__WHAT THE TASK REQUIRES__
Show every line where "到着希望" occurs.

__INPUT__
============

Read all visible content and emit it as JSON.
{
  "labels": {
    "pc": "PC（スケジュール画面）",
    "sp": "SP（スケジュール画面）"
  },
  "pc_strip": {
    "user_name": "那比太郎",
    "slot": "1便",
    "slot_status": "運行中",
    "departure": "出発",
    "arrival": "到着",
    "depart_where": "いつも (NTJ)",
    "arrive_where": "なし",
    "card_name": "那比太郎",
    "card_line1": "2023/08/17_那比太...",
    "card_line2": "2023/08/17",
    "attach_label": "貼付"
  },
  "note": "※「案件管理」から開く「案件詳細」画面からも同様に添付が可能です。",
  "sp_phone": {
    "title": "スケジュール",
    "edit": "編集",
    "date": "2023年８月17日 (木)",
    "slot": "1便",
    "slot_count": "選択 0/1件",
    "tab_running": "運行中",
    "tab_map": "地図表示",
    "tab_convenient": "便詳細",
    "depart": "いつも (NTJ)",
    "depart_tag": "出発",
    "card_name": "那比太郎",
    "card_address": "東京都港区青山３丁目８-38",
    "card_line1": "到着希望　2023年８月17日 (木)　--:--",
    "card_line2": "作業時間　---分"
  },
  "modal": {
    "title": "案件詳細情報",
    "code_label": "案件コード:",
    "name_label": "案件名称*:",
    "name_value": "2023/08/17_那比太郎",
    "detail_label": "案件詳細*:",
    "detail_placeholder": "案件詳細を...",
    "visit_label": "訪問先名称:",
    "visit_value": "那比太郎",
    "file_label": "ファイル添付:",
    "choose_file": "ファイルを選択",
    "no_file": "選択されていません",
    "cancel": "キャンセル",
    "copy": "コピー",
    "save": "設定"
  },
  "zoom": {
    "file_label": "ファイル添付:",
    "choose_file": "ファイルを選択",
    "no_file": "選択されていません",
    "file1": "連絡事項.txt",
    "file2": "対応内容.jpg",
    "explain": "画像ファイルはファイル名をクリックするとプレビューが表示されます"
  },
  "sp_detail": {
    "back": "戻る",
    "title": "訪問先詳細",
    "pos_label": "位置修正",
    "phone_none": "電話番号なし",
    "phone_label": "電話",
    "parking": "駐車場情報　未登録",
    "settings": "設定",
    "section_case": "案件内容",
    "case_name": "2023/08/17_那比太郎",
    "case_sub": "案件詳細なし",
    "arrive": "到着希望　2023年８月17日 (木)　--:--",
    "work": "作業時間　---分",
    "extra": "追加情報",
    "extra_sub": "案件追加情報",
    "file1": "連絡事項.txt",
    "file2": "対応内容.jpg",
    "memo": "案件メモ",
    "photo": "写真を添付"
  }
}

============

__RESULT OF THE TASK__
    "card_line1": "到着希望　2023年８月17日 (木)　--:--",
    "arrive": "到着希望　2023年８月17日 (木)　--:--",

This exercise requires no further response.